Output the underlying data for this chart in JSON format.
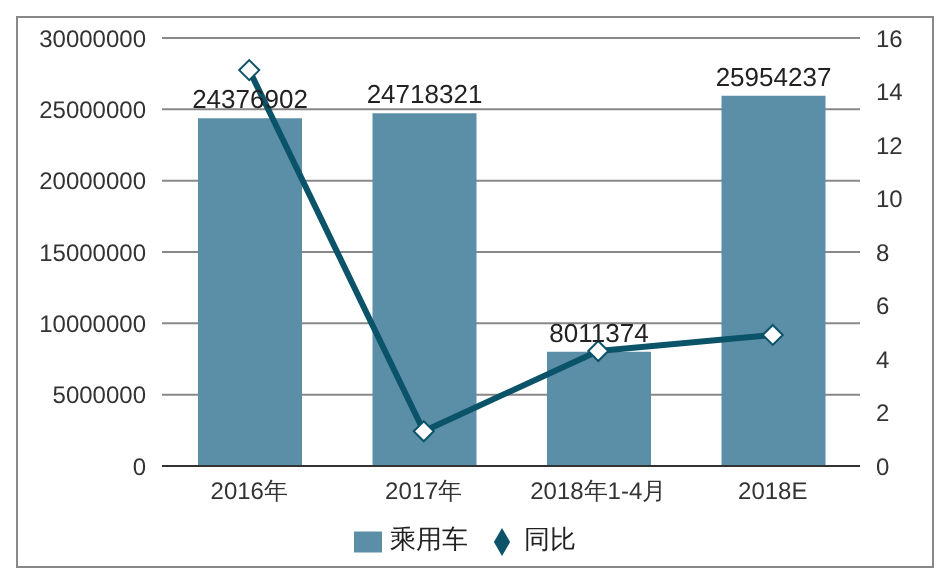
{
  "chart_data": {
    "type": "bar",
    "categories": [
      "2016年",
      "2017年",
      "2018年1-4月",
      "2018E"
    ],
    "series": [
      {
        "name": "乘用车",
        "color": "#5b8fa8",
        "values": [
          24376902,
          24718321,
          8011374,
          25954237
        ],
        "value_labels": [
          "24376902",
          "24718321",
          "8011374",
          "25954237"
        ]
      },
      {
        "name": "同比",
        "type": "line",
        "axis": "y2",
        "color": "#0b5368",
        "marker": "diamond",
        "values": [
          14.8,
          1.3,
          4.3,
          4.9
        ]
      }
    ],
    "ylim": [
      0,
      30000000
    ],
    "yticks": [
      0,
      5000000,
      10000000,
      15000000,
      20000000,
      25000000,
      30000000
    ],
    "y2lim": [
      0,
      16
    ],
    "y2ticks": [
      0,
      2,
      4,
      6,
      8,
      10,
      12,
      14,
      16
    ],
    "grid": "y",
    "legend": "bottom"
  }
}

• _Written problem_
Leave out the pictures and repeat everything else in the records exactly.

• _Result of this task_
Output the underlying data for this chart in JSON format.
{
  "chart_data": {
    "type": "bar",
    "categories": [
      "2016年",
      "2017年",
      "2018年1-4月",
      "2018E"
    ],
    "series": [
      {
        "name": "乘用车",
        "color": "#5b8fa8",
        "values": [
          24376902,
          24718321,
          8011374,
          25954237
        ],
        "value_labels": [
          "24376902",
          "24718321",
          "8011374",
          "25954237"
        ]
      },
      {
        "name": "同比",
        "type": "line",
        "axis": "y2",
        "color": "#0b5368",
        "marker": "diamond",
        "values": [
          14.8,
          1.3,
          4.3,
          4.9
        ]
      }
    ],
    "ylim": [
      0,
      30000000
    ],
    "yticks": [
      0,
      5000000,
      10000000,
      15000000,
      20000000,
      25000000,
      30000000
    ],
    "y2lim": [
      0,
      16
    ],
    "y2ticks": [
      0,
      2,
      4,
      6,
      8,
      10,
      12,
      14,
      16
    ],
    "grid": "y",
    "legend": "bottom"
  }
}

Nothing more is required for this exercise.